PROBLEM → State how many lines of the data contain the word "distribution", and write nothing besides the number.

## BEGIN LISTED ENTRIES

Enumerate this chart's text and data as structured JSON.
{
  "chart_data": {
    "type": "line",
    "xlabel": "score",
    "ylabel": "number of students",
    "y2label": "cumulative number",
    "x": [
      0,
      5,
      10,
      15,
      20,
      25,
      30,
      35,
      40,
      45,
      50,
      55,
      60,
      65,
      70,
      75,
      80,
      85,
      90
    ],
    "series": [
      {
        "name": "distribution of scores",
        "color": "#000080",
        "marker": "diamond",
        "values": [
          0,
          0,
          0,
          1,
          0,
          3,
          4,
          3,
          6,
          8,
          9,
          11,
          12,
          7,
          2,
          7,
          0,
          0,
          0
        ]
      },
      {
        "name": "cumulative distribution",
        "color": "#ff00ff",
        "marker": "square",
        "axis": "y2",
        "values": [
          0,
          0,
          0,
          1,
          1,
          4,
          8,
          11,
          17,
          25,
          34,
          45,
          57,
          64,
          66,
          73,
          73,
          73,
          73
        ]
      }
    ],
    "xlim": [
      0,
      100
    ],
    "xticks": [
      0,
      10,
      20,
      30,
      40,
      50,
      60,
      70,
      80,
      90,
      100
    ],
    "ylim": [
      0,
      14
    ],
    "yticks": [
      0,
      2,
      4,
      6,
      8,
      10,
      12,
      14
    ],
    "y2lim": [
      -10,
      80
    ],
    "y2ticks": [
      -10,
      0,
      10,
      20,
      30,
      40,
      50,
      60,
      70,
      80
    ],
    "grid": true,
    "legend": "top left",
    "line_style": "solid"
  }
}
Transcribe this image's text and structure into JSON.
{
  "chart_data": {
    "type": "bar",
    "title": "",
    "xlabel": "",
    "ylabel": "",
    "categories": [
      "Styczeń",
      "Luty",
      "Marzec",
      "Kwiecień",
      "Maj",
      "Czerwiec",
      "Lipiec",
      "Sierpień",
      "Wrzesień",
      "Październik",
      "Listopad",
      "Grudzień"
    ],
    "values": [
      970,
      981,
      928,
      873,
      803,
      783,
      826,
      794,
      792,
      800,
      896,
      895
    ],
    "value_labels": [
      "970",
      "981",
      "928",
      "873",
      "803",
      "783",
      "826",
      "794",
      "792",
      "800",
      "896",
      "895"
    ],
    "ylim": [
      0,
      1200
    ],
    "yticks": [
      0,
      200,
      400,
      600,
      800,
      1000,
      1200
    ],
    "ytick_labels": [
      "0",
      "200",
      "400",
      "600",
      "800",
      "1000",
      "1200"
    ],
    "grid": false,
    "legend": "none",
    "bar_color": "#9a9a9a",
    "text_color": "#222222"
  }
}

## END LISTED ENTRIES

TASK SOLUTION → 2